__DO THIS__: Show every line containing "brand" by copying it.

__DATASET CONTENT__:
====

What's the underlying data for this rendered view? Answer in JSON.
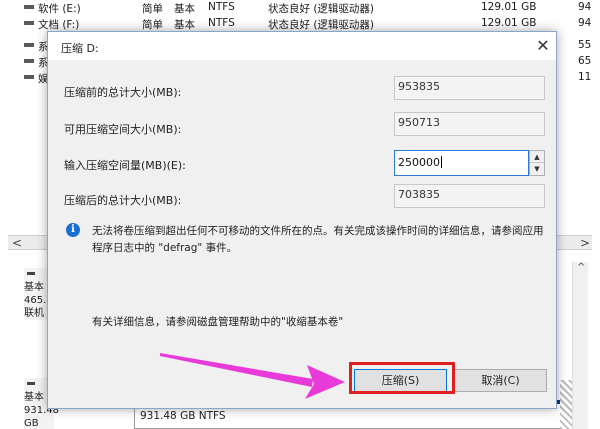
{
  "volumes": [
    {
      "name": "软件 (E:)",
      "layout": "简单",
      "type": "基本",
      "fs": "NTFS",
      "status": "状态良好 (逻辑驱动器)",
      "capacity": "129.01 GB",
      "right": "94"
    },
    {
      "name": "文档 (F:)",
      "layout": "简单",
      "type": "基本",
      "fs": "NTFS",
      "status": "状态良好 (逻辑驱动器)",
      "capacity": "129.01 GB",
      "right": "94"
    },
    {
      "name": "系",
      "right": "55"
    },
    {
      "name": "系",
      "right": "65"
    },
    {
      "name": "娱",
      "right": "11"
    }
  ],
  "disks": [
    {
      "dash": "",
      "line1": "基本",
      "line2": "465.",
      "line3": "联机"
    },
    {
      "dash": "",
      "line1": "基本",
      "line2": "931.48 GB"
    }
  ],
  "disk1_partition": "931.48 GB NTFS",
  "dialog": {
    "title": "压缩 D:",
    "close_glyph": "✕",
    "fields": {
      "total_before_label": "压缩前的总计大小(MB):",
      "total_before_value": "953835",
      "available_label": "可用压缩空间大小(MB):",
      "available_value": "950713",
      "input_label": "输入压缩空间量(MB)(E):",
      "input_value": "250000",
      "total_after_label": "压缩后的总计大小(MB):",
      "total_after_value": "703835"
    },
    "info_icon": "i",
    "info_text": "无法将卷压缩到超出任何不可移动的文件所在的点。有关完成该操作时间的详细信息，请参阅应用程序日志中的 \"defrag\" 事件。",
    "help_text": "有关详细信息，请参阅磁盘管理帮助中的\"收缩基本卷\"",
    "shrink_button": "压缩(S)",
    "cancel_button": "取消(C)"
  },
  "scroll": {
    "left_arrow": "<",
    "right_arrow": ">",
    "up_arrow": "^"
  },
  "colors": {
    "highlight": "#e02020",
    "arrow": "#e83ad9",
    "accent": "#0078d7"
  }
}
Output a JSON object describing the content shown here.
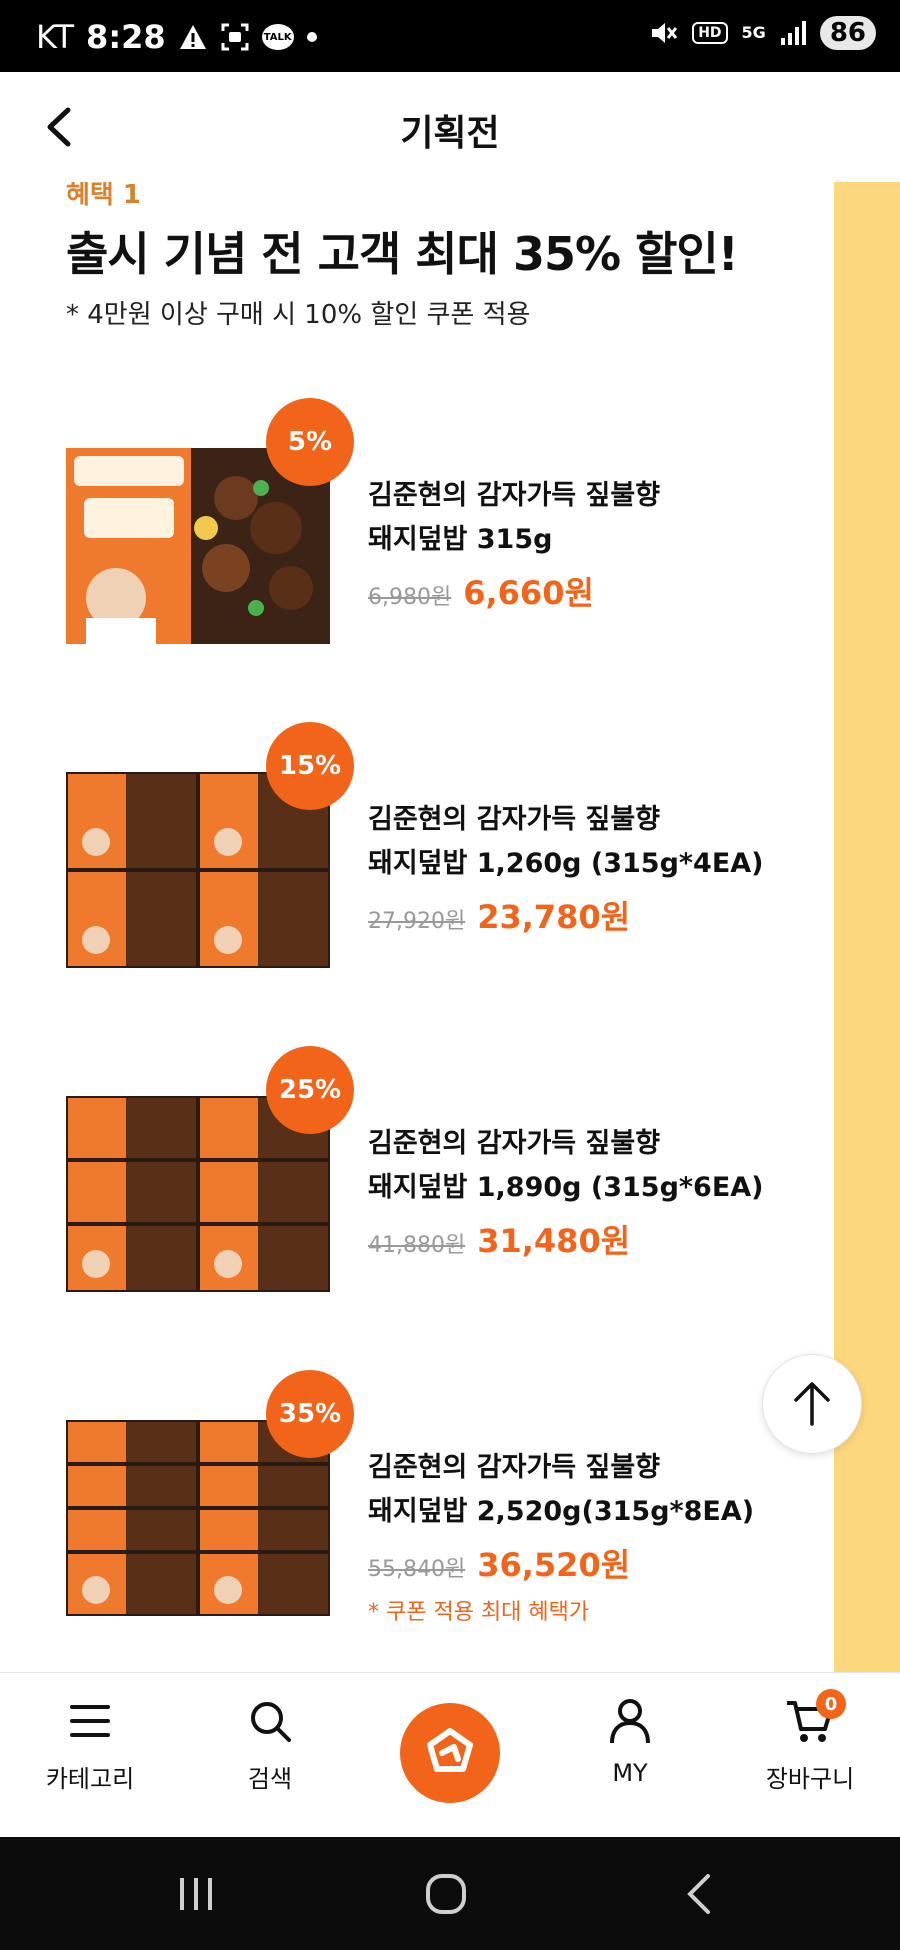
{
  "status_bar": {
    "carrier": "KT",
    "time": "8:28",
    "talk_label": "TALK",
    "battery": "86",
    "hd": "HD",
    "five_g": "5G"
  },
  "header": {
    "title": "기획전"
  },
  "promo": {
    "cut_label": "혜택 1",
    "headline": "출시 기념 전 고객 최대 35% 할인!",
    "note": "* 4만원 이상 구매 시 10% 할인 쿠폰 적용"
  },
  "products": [
    {
      "badge": "5%",
      "name_line1": "김준현의 감자가득 짚불향",
      "name_line2": "돼지덮밥 315g",
      "old_price": "6,980원",
      "new_price": "6,660원",
      "pack_count": 1
    },
    {
      "badge": "15%",
      "name_line1": "김준현의 감자가득 짚불향",
      "name_line2": "돼지덮밥 1,260g (315g*4EA)",
      "old_price": "27,920원",
      "new_price": "23,780원",
      "pack_count": 4
    },
    {
      "badge": "25%",
      "name_line1": "김준현의 감자가득 짚불향",
      "name_line2": "돼지덮밥 1,890g (315g*6EA)",
      "old_price": "41,880원",
      "new_price": "31,480원",
      "pack_count": 6
    },
    {
      "badge": "35%",
      "name_line1": "김준현의 감자가득 짚불향",
      "name_line2": "돼지덮밥 2,520g(315g*8EA)",
      "old_price": "55,840원",
      "new_price": "36,520원",
      "coupon_note": "* 쿠폰 적용 최대 혜택가",
      "pack_count": 8
    }
  ],
  "bottom_nav": {
    "category": "카테고리",
    "search": "검색",
    "my": "MY",
    "cart": "장바구니",
    "cart_count": "0"
  },
  "colors": {
    "accent": "#f26419",
    "side_band": "#fdd77e"
  }
}
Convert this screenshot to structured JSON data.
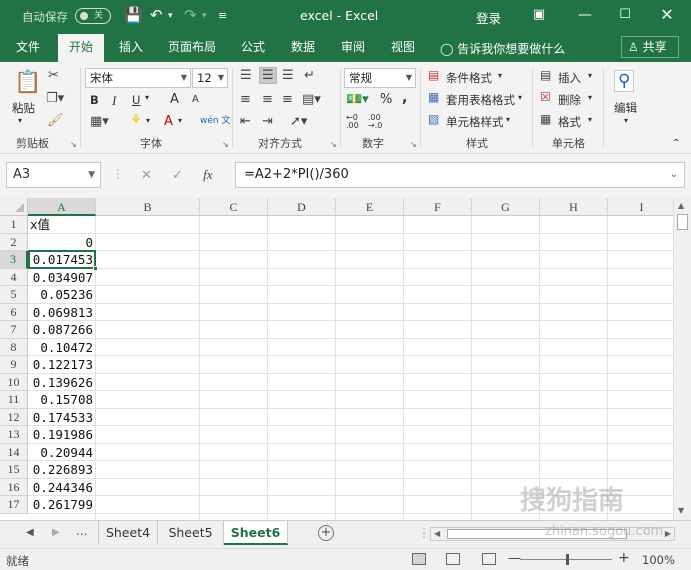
{
  "titlebar": {
    "autosave_label": "自动保存",
    "autosave_state": "关",
    "title": "excel  -  Excel",
    "login": "登录"
  },
  "tabs": [
    "文件",
    "开始",
    "插入",
    "页面布局",
    "公式",
    "数据",
    "审阅",
    "视图"
  ],
  "active_tab": "开始",
  "tell_me": "告诉我你想要做什么",
  "share": "共享",
  "ribbon": {
    "clipboard": {
      "paste": "粘贴",
      "label": "剪贴板"
    },
    "font": {
      "name": "宋体",
      "size": "12",
      "label": "字体",
      "bold": "B",
      "italic": "I",
      "underline": "U",
      "grow": "A",
      "shrink": "A",
      "wen": "wén 文"
    },
    "alignment": {
      "label": "对齐方式"
    },
    "number": {
      "format": "常规",
      "label": "数字",
      "percent": "%",
      "comma": ","
    },
    "styles": {
      "conditional": "条件格式",
      "table": "套用表格格式",
      "cell_styles": "单元格样式",
      "label": "样式"
    },
    "cells": {
      "insert": "插入",
      "delete": "删除",
      "format": "格式",
      "label": "单元格"
    },
    "editing": {
      "label": "编辑"
    }
  },
  "formula_bar": {
    "name_box": "A3",
    "fx": "fx",
    "formula": "=A2+2*PI()/360"
  },
  "grid": {
    "columns": [
      "A",
      "B",
      "C",
      "D",
      "E",
      "F",
      "G",
      "H",
      "I"
    ],
    "selected_column": "A",
    "selected_row": "3",
    "rows": [
      {
        "row": "1",
        "a": "x值",
        "type": "text"
      },
      {
        "row": "2",
        "a": "0",
        "type": "num"
      },
      {
        "row": "3",
        "a": "0.017453",
        "type": "num"
      },
      {
        "row": "4",
        "a": "0.034907",
        "type": "num"
      },
      {
        "row": "5",
        "a": "0.05236",
        "type": "num"
      },
      {
        "row": "6",
        "a": "0.069813",
        "type": "num"
      },
      {
        "row": "7",
        "a": "0.087266",
        "type": "num"
      },
      {
        "row": "8",
        "a": "0.10472",
        "type": "num"
      },
      {
        "row": "9",
        "a": "0.122173",
        "type": "num"
      },
      {
        "row": "10",
        "a": "0.139626",
        "type": "num"
      },
      {
        "row": "11",
        "a": "0.15708",
        "type": "num"
      },
      {
        "row": "12",
        "a": "0.174533",
        "type": "num"
      },
      {
        "row": "13",
        "a": "0.191986",
        "type": "num"
      },
      {
        "row": "14",
        "a": "0.20944",
        "type": "num"
      },
      {
        "row": "15",
        "a": "0.226893",
        "type": "num"
      },
      {
        "row": "16",
        "a": "0.244346",
        "type": "num"
      },
      {
        "row": "17",
        "a": "0.261799",
        "type": "num"
      }
    ]
  },
  "sheets": [
    "Sheet4",
    "Sheet5",
    "Sheet6"
  ],
  "active_sheet": "Sheet6",
  "sheet_more": "...",
  "status": {
    "ready": "就绪",
    "zoom": "100%"
  },
  "watermark": {
    "brand": "搜狗指南",
    "url": "zhinan.sogou.com"
  },
  "colors": {
    "brand": "#217346",
    "ribbon_bg": "#f3f3f3"
  }
}
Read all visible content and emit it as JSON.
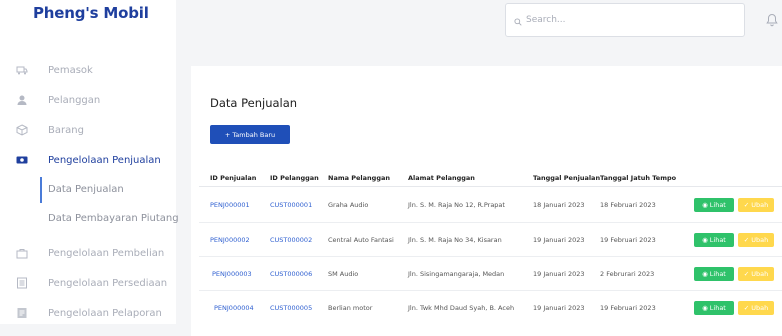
{
  "brand": "Pheng's Mobil",
  "search": {
    "placeholder": "Search..."
  },
  "sidebar": {
    "items": [
      {
        "label": "Pemasok",
        "icon": "truck-icon"
      },
      {
        "label": "Pelanggan",
        "icon": "user-icon"
      },
      {
        "label": "Barang",
        "icon": "box-icon"
      },
      {
        "label": "Pengelolaan Penjualan",
        "icon": "cash-icon",
        "active": true
      },
      {
        "label": "Pengelolaan Pembelian",
        "icon": "bag-icon"
      },
      {
        "label": "Pengelolaan Persediaan",
        "icon": "inventory-icon"
      },
      {
        "label": "Pengelolaan Pelaporan",
        "icon": "report-icon"
      }
    ],
    "sub_items": [
      "Data Penjualan",
      "Data Pembayaran Piutang"
    ]
  },
  "main": {
    "title": "Data Penjualan",
    "add_button": "+ Tambah Baru",
    "columns": [
      "ID Penjualan",
      "ID Pelanggan",
      "Nama Pelanggan",
      "Alamat Pelanggan",
      "Tanggal Penjualan",
      "Tanggal Jatuh Tempo"
    ],
    "rows": [
      [
        "PENJ000001",
        "CUST000001",
        "Graha Audio",
        "Jln. S. M. Raja No 12, R.Prapat",
        "18 Januari 2023",
        "18 Februari 2023"
      ],
      [
        "PENJ000002",
        "CUST000002",
        "Central Auto Fantasi",
        "Jln. S. M. Raja No 34, Kisaran",
        "19 Januari 2023",
        "19 Februari 2023"
      ],
      [
        "PENJ000003",
        "CUST000006",
        "SM Audio",
        "Jln. Sisingamangaraja, Medan",
        "19 Januari 2023",
        "2 Februrari 2023"
      ],
      [
        "PENJ000004",
        "CUST000005",
        "Berlian motor",
        "Jln. Twk Mhd Daud Syah, B. Aceh",
        "19 Januari 2023",
        "19 Februari 2023"
      ]
    ],
    "view_label": "Lihat",
    "edit_label": "Ubah"
  },
  "colors": {
    "brand": "#1f3f9e",
    "primary": "#1f4fb8",
    "view": "#2fc26a",
    "edit": "#ffd84d",
    "link": "#2e5fd0"
  }
}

====

__FINAL RESULT__:
    "brand": "搜狗指南",
    "brand": "#217346",
  "brand": "Pheng's Mobil",
    "brand": "#1f3f9e",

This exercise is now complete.